Stored records
* * * * * * *

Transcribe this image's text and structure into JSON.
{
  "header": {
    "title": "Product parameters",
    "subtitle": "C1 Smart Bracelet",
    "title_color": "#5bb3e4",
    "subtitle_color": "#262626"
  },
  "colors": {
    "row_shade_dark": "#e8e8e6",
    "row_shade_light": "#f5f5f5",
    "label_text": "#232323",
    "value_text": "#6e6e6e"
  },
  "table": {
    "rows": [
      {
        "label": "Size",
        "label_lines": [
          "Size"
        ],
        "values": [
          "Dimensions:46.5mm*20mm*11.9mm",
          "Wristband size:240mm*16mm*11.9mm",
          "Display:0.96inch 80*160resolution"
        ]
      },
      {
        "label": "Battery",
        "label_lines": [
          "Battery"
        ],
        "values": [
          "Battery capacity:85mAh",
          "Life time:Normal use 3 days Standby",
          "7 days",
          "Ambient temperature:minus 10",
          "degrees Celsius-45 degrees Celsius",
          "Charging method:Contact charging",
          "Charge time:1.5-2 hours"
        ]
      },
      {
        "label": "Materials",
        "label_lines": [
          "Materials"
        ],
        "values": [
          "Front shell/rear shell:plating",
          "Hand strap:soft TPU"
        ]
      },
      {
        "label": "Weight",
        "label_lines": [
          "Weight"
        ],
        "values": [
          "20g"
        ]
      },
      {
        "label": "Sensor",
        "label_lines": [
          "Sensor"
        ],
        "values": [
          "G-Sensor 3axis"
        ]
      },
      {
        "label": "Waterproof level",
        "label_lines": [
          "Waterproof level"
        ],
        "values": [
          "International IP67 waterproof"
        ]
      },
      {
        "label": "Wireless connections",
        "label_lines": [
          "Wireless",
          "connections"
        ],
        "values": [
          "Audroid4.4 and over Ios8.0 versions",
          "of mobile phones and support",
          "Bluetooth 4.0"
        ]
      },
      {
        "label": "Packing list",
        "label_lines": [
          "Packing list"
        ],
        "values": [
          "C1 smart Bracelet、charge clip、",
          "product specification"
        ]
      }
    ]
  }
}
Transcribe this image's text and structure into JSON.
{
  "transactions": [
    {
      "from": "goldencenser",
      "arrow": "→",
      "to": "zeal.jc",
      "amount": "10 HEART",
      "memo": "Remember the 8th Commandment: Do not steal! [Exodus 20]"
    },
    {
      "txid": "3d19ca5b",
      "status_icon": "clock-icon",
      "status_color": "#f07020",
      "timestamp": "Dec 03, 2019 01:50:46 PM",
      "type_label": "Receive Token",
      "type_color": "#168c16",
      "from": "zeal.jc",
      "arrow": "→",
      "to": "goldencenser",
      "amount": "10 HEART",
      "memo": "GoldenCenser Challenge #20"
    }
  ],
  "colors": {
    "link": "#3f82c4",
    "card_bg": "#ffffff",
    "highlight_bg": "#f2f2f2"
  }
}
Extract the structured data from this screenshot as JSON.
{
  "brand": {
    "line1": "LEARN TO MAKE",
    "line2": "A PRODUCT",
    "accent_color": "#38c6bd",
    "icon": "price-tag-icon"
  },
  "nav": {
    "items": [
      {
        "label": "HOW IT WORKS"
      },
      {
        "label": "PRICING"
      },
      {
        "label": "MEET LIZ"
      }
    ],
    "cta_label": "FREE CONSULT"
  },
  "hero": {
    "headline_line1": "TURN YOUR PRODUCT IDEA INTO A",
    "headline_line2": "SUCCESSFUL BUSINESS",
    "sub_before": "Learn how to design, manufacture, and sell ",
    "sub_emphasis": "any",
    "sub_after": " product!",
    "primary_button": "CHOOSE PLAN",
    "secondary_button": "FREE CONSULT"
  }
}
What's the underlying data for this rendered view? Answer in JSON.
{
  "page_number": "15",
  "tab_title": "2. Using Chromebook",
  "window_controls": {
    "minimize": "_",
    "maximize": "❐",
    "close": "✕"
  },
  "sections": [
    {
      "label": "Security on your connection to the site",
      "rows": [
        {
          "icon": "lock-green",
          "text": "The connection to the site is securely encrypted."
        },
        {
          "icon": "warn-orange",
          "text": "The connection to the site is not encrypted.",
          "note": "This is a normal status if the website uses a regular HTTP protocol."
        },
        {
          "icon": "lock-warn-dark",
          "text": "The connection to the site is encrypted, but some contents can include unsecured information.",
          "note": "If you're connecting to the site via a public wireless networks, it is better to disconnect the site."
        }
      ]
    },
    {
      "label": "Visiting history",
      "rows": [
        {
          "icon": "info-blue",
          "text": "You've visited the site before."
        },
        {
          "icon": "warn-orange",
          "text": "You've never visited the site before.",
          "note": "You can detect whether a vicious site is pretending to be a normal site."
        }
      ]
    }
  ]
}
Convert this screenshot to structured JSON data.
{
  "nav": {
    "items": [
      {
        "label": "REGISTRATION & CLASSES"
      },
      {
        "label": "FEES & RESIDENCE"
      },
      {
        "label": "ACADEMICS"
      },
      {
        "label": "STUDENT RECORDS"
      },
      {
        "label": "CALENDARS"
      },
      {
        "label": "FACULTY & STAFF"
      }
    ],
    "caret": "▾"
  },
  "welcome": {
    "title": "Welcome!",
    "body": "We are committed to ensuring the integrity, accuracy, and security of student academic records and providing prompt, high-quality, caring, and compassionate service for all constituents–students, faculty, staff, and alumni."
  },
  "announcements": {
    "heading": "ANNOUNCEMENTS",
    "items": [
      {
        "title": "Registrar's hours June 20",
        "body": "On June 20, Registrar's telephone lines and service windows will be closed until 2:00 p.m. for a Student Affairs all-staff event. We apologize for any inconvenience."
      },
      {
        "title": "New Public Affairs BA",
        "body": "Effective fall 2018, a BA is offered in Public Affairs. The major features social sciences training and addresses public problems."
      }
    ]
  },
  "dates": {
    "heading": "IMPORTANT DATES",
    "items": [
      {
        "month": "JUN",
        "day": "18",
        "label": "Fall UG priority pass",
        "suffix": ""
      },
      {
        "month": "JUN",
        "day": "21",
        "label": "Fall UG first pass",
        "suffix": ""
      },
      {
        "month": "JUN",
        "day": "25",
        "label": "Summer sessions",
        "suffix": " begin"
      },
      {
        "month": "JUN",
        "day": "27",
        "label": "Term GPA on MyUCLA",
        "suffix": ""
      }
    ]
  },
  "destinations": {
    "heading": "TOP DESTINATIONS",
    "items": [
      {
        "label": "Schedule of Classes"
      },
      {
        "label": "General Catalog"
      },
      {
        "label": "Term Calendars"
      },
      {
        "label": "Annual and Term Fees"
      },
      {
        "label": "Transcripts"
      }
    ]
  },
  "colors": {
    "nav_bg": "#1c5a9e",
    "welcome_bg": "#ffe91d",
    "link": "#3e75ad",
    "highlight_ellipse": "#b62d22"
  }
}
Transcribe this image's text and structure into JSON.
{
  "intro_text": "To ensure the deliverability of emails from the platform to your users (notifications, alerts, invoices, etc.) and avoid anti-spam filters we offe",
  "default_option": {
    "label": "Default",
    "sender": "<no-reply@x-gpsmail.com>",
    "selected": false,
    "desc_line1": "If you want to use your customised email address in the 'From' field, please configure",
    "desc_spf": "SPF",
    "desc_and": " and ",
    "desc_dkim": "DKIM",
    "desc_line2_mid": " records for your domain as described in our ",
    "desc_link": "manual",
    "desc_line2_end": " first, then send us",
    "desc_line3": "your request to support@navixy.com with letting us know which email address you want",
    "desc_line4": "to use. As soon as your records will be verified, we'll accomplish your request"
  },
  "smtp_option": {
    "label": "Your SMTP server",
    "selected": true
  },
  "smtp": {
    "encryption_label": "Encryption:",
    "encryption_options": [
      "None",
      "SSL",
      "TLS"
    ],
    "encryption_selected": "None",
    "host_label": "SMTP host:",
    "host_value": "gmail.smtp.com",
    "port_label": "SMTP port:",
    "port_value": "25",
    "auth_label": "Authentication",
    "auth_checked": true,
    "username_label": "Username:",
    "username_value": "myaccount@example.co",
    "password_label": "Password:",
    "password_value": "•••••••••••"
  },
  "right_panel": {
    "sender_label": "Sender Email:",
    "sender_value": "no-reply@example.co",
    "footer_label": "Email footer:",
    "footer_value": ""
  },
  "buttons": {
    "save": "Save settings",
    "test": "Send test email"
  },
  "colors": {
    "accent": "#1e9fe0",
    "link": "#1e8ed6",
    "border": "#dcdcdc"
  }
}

* * * * * * *

Track down every line holding the string "request" and copy it.

    "desc_line3": "your request to support@navixy.com with letting us know which email address you want",
    "desc_line4": "to use. As soon as your records will be verified, we'll accomplish your request"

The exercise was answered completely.